__Requirements__. Word for word, retype every entry in the listing.
****************************************
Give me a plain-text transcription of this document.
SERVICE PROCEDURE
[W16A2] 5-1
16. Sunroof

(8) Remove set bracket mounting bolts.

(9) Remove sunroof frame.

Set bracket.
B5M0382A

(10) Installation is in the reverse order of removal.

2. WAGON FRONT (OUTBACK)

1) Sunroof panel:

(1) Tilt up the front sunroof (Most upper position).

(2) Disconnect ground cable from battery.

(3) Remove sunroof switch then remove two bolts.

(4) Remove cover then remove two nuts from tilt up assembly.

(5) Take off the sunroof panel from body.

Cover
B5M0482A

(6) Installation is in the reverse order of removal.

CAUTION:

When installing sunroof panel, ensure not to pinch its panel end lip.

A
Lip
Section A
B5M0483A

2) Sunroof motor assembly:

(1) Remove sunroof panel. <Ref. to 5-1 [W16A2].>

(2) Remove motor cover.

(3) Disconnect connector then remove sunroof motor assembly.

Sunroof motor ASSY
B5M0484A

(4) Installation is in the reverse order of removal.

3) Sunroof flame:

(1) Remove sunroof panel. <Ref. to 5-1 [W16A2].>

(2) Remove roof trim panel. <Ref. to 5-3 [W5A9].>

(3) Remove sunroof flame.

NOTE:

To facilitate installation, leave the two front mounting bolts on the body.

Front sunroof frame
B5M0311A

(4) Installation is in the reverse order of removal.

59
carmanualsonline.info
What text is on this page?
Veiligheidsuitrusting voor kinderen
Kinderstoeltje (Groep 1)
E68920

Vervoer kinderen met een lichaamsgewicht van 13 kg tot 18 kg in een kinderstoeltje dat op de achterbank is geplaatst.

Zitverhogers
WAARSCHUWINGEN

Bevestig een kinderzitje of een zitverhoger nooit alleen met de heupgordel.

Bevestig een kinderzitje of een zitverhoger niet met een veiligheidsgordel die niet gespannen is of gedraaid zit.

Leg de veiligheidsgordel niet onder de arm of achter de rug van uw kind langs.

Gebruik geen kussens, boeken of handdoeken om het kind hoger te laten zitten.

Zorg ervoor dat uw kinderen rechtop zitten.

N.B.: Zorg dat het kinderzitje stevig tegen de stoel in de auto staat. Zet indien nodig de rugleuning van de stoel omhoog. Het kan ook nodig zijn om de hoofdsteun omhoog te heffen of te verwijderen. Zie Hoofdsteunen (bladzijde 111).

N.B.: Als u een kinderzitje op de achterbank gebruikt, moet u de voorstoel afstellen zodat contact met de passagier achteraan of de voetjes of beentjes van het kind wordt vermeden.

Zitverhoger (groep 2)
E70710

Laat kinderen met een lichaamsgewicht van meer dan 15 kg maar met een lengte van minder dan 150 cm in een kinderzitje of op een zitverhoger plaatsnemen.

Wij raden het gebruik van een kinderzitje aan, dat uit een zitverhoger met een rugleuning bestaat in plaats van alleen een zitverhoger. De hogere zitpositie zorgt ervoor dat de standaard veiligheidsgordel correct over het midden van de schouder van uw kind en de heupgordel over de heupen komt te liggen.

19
****************************************
__Exercise answer__.
Give me a plain-text transcription of this document.
SERVICE PROCEDURE
[W16A2] 5-1
16. Sunroof

(8) Remove set bracket mounting bolts.

(9) Remove sunroof frame.

Set bracket.
B5M0382A

(10) Installation is in the reverse order of removal.

2. WAGON FRONT (OUTBACK)

1) Sunroof panel:

(1) Tilt up the front sunroof (Most upper position).

(2) Disconnect ground cable from battery.

(3) Remove sunroof switch then remove two bolts.

(4) Remove cover then remove two nuts from tilt up assembly.

(5) Take off the sunroof panel from body.

Cover
B5M0482A

(6) Installation is in the reverse order of removal.

CAUTION:

When installing sunroof panel, ensure not to pinch its panel end lip.

A
Lip
Section A
B5M0483A

2) Sunroof motor assembly:

(1) Remove sunroof panel. <Ref. to 5-1 [W16A2].>

(2) Remove motor cover.

(3) Disconnect connector then remove sunroof motor assembly.

Sunroof motor ASSY
B5M0484A

(4) Installation is in the reverse order of removal.

3) Sunroof flame:

(1) Remove sunroof panel. <Ref. to 5-1 [W16A2].>

(2) Remove roof trim panel. <Ref. to 5-3 [W5A9].>

(3) Remove sunroof flame.

NOTE:

To facilitate installation, leave the two front mounting bolts on the body.

Front sunroof frame
B5M0311A

(4) Installation is in the reverse order of removal.

59
carmanualsonline.info
What text is on this page?
Veiligheidsuitrusting voor kinderen
Kinderstoeltje (Groep 1)
E68920

Vervoer kinderen met een lichaamsgewicht van 13 kg tot 18 kg in een kinderstoeltje dat op de achterbank is geplaatst.

Zitverhogers
WAARSCHUWINGEN

Bevestig een kinderzitje of een zitverhoger nooit alleen met de heupgordel.

Bevestig een kinderzitje of een zitverhoger niet met een veiligheidsgordel die niet gespannen is of gedraaid zit.

Leg de veiligheidsgordel niet onder de arm of achter de rug van uw kind langs.

Gebruik geen kussens, boeken of handdoeken om het kind hoger te laten zitten.

Zorg ervoor dat uw kinderen rechtop zitten.

N.B.: Zorg dat het kinderzitje stevig tegen de stoel in de auto staat. Zet indien nodig de rugleuning van de stoel omhoog. Het kan ook nodig zijn om de hoofdsteun omhoog te heffen of te verwijderen. Zie Hoofdsteunen (bladzijde 111).

N.B.: Als u een kinderzitje op de achterbank gebruikt, moet u de voorstoel afstellen zodat contact met de passagier achteraan of de voetjes of beentjes van het kind wordt vermeden.

Zitverhoger (groep 2)
E70710

Laat kinderen met een lichaamsgewicht van meer dan 15 kg maar met een lengte van minder dan 150 cm in een kinderzitje of op een zitverhoger plaatsnemen.

Wij raden het gebruik van een kinderzitje aan, dat uit een zitverhoger met een rugleuning bestaat in plaats van alleen een zitverhoger. De hogere zitpositie zorgt ervoor dat de standaard veiligheidsgordel correct over het midden van de schouder van uw kind en de heupgordel over de heupen komt te liggen.

19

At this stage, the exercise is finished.